What you will do → The entries below are to be transcribed in full, without their images.

Dataset entries →
☆ ☆ ☆ ☆ ☆ ☆ ☆
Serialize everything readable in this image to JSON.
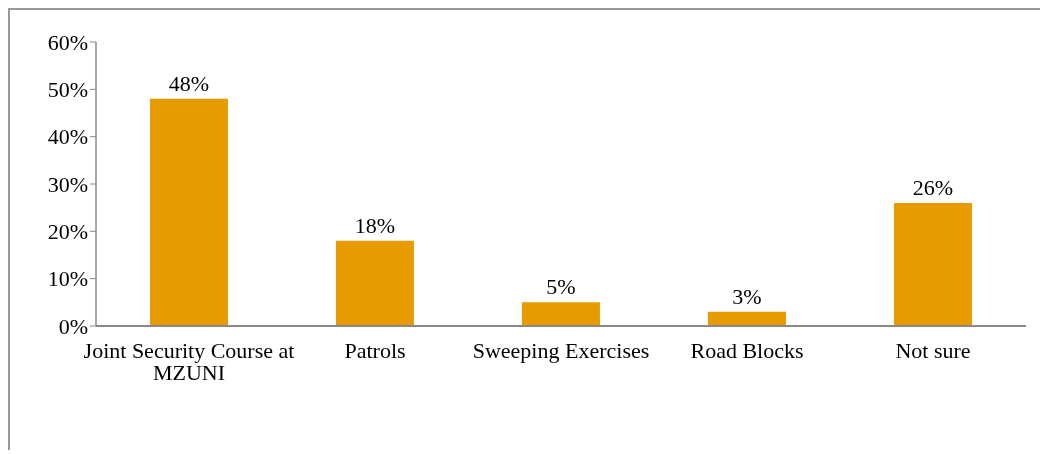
{
  "chart_data": {
    "type": "bar",
    "categories": [
      "Joint Security Course at MZUNI",
      "Patrols",
      "Sweeping Exercises",
      "Road Blocks",
      "Not sure"
    ],
    "values": [
      48,
      18,
      5,
      3,
      26
    ],
    "value_labels": [
      "48%",
      "18%",
      "5%",
      "3%",
      "26%"
    ],
    "color": "#e69b00",
    "ylim": [
      0,
      60
    ],
    "yticks": [
      {
        "value": 0,
        "label": "0%"
      },
      {
        "value": 10,
        "label": "10%"
      },
      {
        "value": 20,
        "label": "20%"
      },
      {
        "value": 30,
        "label": "30%"
      },
      {
        "value": 40,
        "label": "40%"
      },
      {
        "value": 50,
        "label": "50%"
      },
      {
        "value": 60,
        "label": "60%"
      }
    ],
    "grid": false,
    "legend": false
  }
}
☆ ☆ ☆ ☆ ☆ ☆ ☆
Solution for this exercise →
Serialize everything readable in this image to JSON.
{
  "chart_data": {
    "type": "bar",
    "categories": [
      "Joint Security Course at MZUNI",
      "Patrols",
      "Sweeping Exercises",
      "Road Blocks",
      "Not sure"
    ],
    "values": [
      48,
      18,
      5,
      3,
      26
    ],
    "value_labels": [
      "48%",
      "18%",
      "5%",
      "3%",
      "26%"
    ],
    "color": "#e69b00",
    "ylim": [
      0,
      60
    ],
    "yticks": [
      {
        "value": 0,
        "label": "0%"
      },
      {
        "value": 10,
        "label": "10%"
      },
      {
        "value": 20,
        "label": "20%"
      },
      {
        "value": 30,
        "label": "30%"
      },
      {
        "value": 40,
        "label": "40%"
      },
      {
        "value": 50,
        "label": "50%"
      },
      {
        "value": 60,
        "label": "60%"
      }
    ],
    "grid": false,
    "legend": false
  }
}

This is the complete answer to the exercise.